● Required actions
• A. In the stoplight passage, where did the narrator look for spare change?
• B. Reproduce the stoplight passage word for word, starting at "That's what his" and ending at "opportunity. I'm holding up traffic.".

● Passage shown
***
That's what his sign said. His raggedy, card board sign.
I had just exited the highway. I was out of town.
I never carry cash.... I didn't have much change. I knew I would have feed the parking meter when I got to my appointment, but I couldn't help but think how scary it must feel to depend on the generosity of others to eat, to live, to be reunited with your family. I have been through tough times but I have never had ask strangers for spare change to get back to my family.
I reached for whatever spare change was in my console. The light changed. I wasn't ready. The car behind me beeped their horn. Anxiety. I should just go. I waited too long. I missed my opportunity. I'm holding up traffic.
More beeping.
No! Damn it- this guy is getting every last quarter I have. The car behind beeped non-stop.
Window down. Quarters out. He says, with his words and with his whole being, "God bless you."
All I can think is, "Just take the quarters I can't stand the beeping... I'm holding up traffic. Why don't you have something I can just drop these quarters in to."
And then... I think.... you totally missed it. He needed eye contact, any contact, more than he needed those quarters.
***
● Rows

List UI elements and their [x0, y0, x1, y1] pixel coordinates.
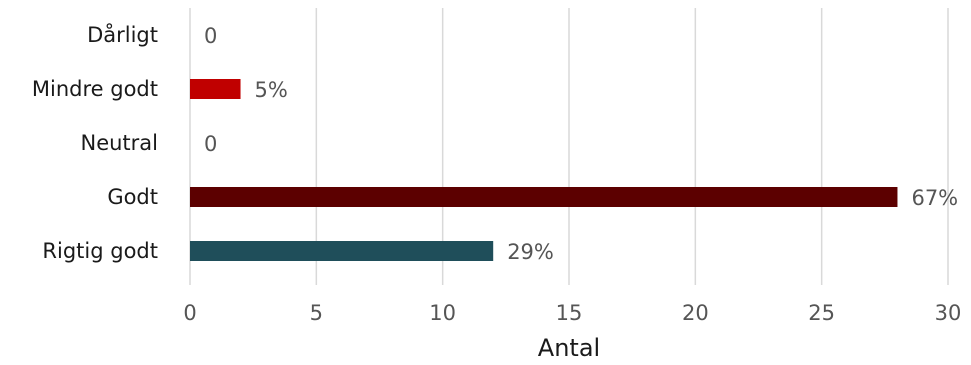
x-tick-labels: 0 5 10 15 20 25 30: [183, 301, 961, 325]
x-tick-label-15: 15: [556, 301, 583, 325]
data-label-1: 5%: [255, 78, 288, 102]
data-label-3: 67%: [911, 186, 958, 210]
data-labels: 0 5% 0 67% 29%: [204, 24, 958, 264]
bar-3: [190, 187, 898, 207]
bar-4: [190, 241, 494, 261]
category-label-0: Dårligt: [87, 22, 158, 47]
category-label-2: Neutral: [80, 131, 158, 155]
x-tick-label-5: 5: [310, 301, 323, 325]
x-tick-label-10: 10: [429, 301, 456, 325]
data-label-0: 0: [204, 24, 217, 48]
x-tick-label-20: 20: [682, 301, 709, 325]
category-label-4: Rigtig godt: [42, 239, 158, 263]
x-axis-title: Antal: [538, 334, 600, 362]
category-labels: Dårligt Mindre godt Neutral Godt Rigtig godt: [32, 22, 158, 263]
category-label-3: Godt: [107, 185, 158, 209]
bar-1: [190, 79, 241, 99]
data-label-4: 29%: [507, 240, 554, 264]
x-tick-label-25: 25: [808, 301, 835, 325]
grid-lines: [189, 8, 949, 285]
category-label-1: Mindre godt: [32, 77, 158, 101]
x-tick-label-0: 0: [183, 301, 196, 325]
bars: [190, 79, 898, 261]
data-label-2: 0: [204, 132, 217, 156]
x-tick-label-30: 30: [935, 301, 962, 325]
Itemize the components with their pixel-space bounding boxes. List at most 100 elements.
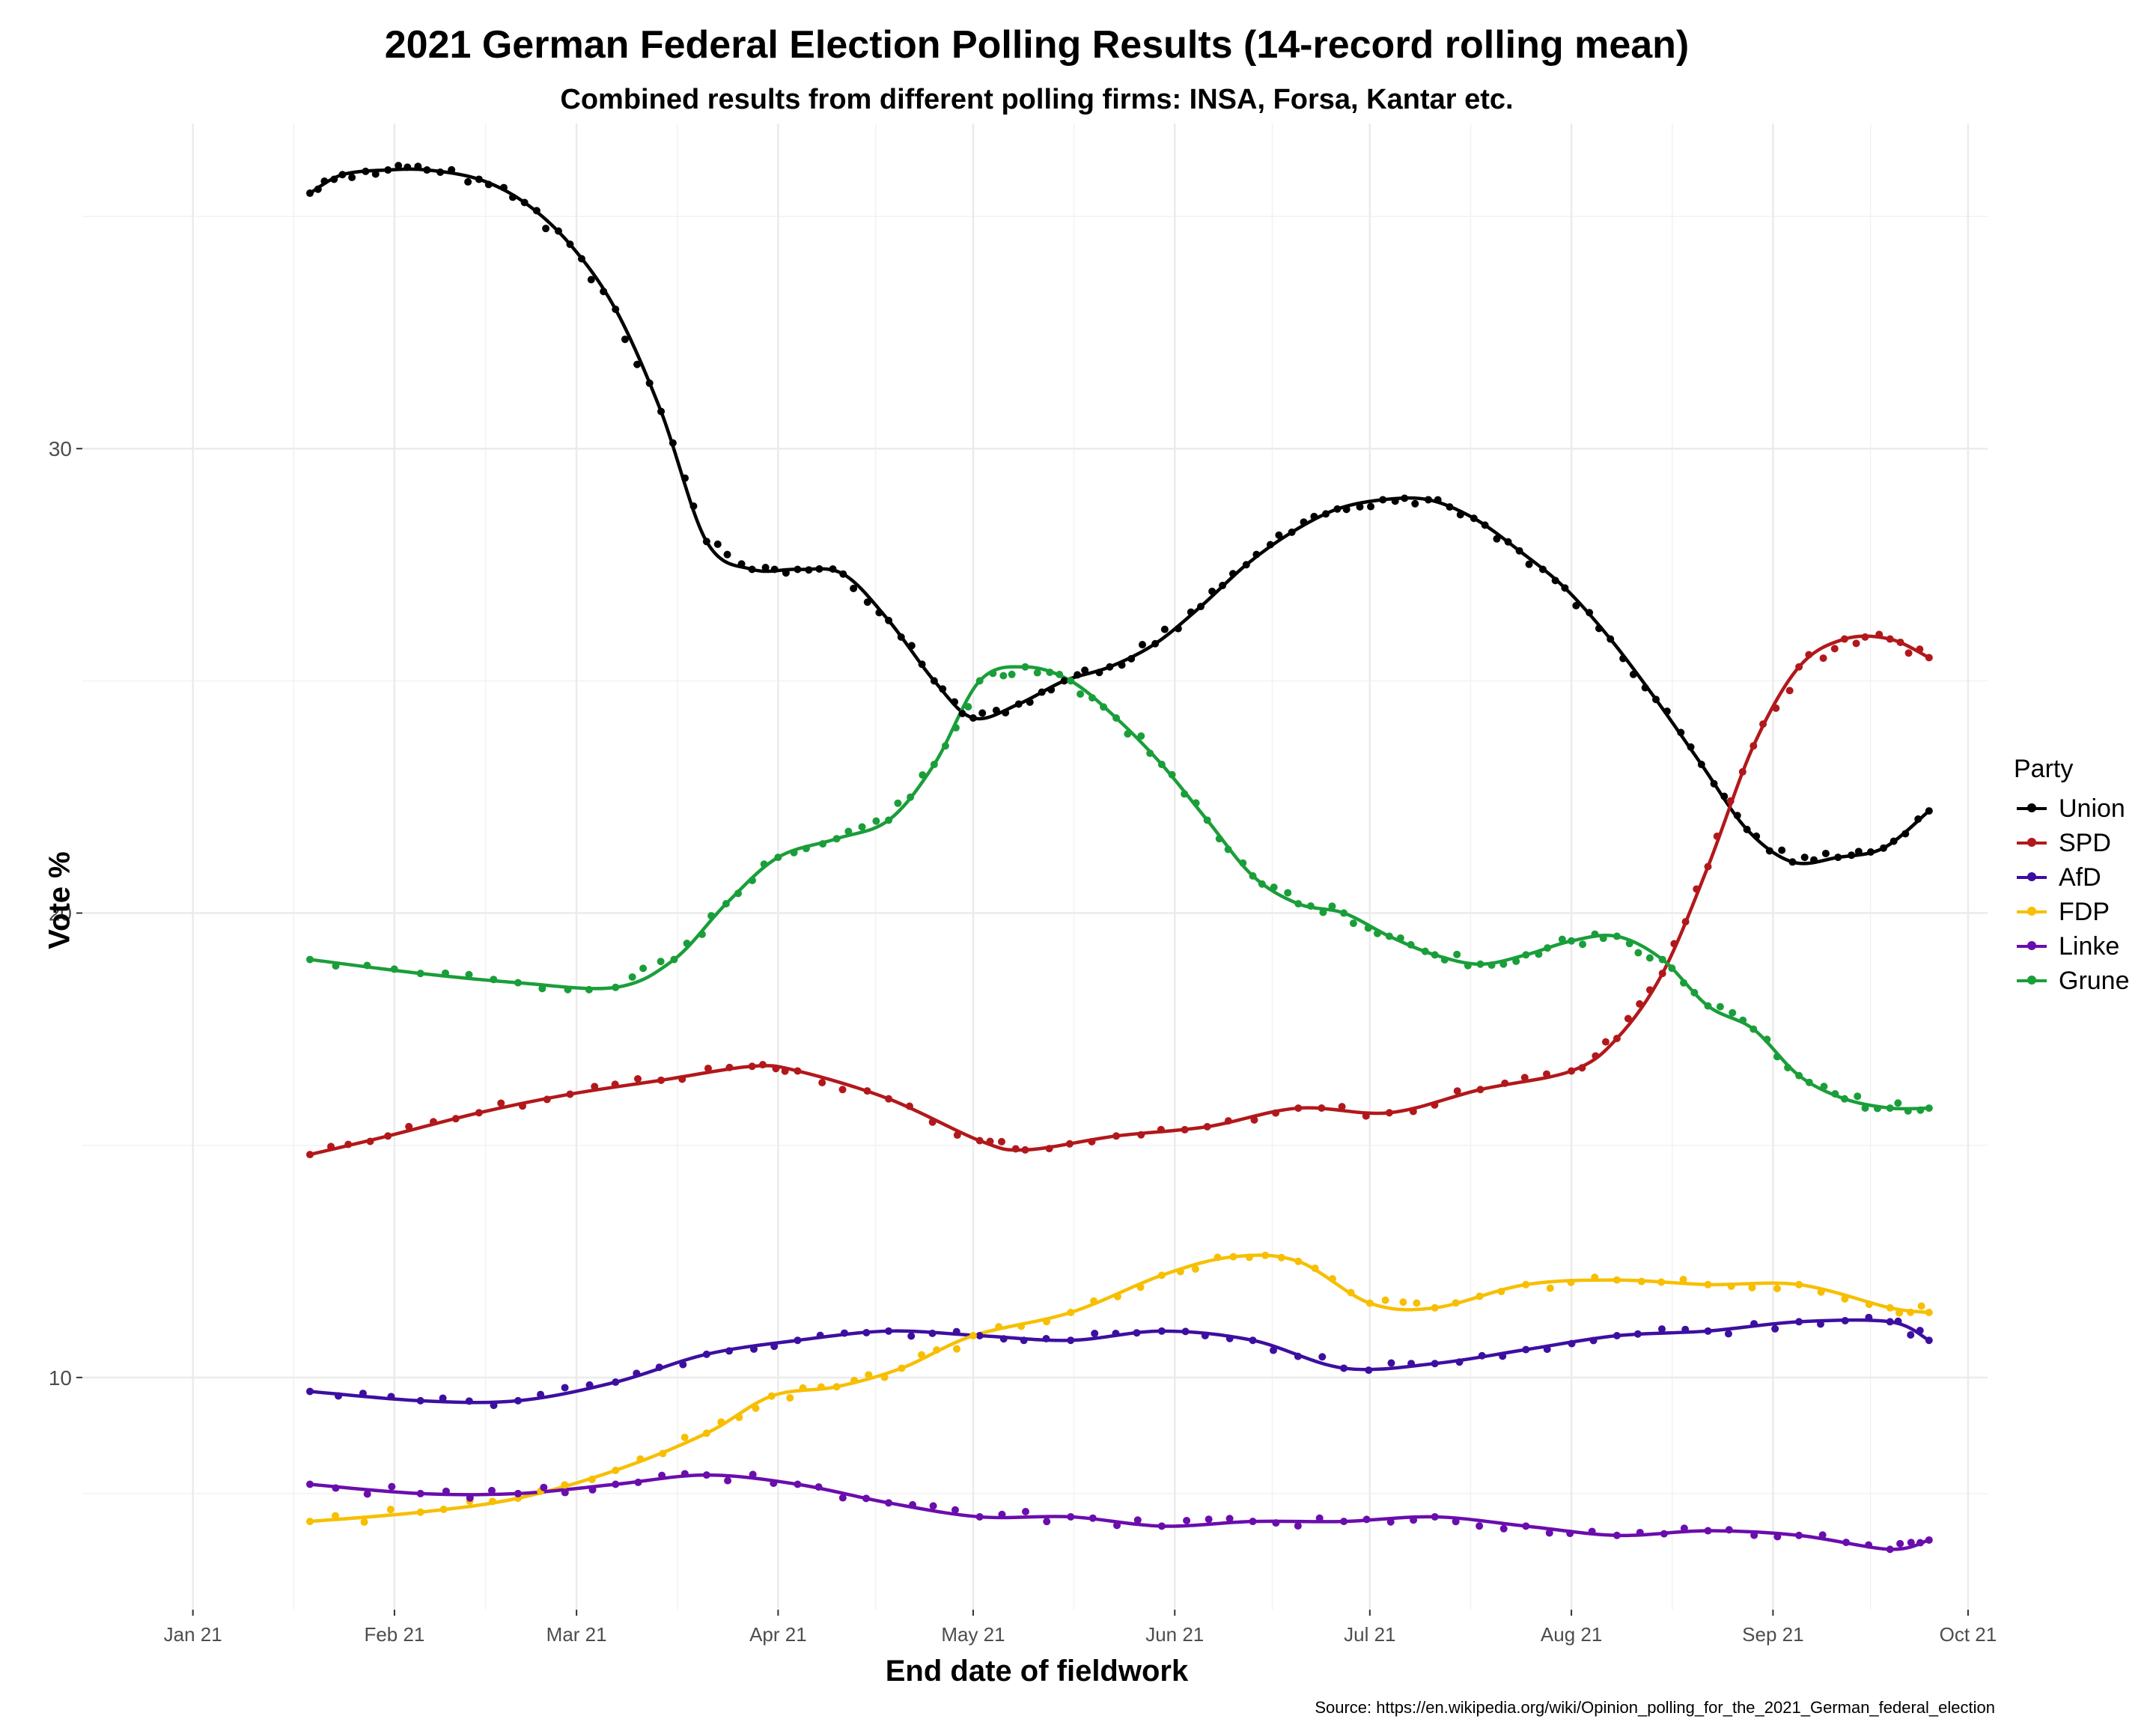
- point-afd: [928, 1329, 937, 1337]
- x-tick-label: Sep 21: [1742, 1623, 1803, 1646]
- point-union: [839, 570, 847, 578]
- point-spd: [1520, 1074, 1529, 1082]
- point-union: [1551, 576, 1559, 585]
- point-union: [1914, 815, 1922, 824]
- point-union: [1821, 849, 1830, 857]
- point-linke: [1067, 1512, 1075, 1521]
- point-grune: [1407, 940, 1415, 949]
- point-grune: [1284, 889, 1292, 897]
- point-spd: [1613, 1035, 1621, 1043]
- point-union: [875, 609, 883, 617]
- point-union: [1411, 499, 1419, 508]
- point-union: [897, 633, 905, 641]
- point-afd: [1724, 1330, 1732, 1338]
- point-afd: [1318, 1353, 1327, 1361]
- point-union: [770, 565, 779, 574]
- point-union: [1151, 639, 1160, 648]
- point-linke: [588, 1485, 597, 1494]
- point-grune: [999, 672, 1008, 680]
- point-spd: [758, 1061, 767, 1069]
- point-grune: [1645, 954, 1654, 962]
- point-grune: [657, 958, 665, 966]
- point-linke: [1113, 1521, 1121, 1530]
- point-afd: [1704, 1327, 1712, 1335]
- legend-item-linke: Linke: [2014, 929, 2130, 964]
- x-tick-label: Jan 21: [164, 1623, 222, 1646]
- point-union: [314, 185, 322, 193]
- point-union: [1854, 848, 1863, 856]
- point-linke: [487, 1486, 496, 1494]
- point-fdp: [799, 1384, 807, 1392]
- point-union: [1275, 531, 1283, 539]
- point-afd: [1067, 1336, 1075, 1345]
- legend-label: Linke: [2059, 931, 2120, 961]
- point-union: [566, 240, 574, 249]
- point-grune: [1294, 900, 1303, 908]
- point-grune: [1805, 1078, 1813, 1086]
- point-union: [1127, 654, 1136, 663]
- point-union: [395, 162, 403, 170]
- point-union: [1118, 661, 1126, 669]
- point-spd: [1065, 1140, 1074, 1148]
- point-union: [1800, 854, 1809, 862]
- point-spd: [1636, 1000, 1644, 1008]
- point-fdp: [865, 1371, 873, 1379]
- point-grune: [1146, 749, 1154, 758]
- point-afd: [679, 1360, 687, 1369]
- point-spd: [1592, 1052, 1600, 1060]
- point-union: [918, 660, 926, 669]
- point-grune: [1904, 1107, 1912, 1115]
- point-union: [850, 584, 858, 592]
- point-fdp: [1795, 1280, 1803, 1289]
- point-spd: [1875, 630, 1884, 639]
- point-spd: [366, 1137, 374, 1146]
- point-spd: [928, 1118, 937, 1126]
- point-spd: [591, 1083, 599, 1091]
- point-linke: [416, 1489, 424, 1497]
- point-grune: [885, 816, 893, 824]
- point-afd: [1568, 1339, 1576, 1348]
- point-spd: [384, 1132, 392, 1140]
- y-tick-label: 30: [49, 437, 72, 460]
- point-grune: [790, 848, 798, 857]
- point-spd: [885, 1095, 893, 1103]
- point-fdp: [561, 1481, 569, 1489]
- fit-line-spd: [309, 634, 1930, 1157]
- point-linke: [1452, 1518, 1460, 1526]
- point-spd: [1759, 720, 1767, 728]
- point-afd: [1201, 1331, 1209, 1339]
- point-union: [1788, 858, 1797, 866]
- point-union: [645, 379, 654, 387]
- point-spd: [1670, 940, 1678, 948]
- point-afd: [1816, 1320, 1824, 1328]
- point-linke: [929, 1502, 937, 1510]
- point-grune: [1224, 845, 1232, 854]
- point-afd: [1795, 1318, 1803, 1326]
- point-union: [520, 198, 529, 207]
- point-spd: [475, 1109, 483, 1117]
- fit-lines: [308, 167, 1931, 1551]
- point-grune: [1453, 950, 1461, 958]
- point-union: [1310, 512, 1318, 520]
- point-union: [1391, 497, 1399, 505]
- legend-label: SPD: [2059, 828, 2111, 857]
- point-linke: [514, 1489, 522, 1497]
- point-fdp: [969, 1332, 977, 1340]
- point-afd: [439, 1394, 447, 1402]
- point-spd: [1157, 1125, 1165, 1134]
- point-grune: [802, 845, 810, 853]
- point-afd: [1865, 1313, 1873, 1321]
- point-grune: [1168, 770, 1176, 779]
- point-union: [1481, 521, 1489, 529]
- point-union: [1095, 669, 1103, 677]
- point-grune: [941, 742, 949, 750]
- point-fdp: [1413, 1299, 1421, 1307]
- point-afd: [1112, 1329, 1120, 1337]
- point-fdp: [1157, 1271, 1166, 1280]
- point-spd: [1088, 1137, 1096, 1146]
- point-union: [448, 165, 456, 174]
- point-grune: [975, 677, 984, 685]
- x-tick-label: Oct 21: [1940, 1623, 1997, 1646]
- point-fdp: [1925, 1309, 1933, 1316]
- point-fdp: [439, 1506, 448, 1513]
***
● List of solutions
• A. In the car's console.

• B.
That's what his sign said. His raggedy, card board sign.
I had just exited the highway. I was out of town.
I never carry cash.... I didn't have much change. I knew I would have feed the parking meter when I got to my appointment, but I couldn't help but think how scary it must feel to depend on the generosity of others to eat, to live, to be reunited with your family. I have been through tough times but I have never had ask strangers for spare change to get back to my family.
I reached for whatever spare change was in my console. The light changed. I wasn't ready. The car behind me beeped their horn. Anxiety. I should just go. I waited too long. I missed my opportunity. I'm holding up traffic.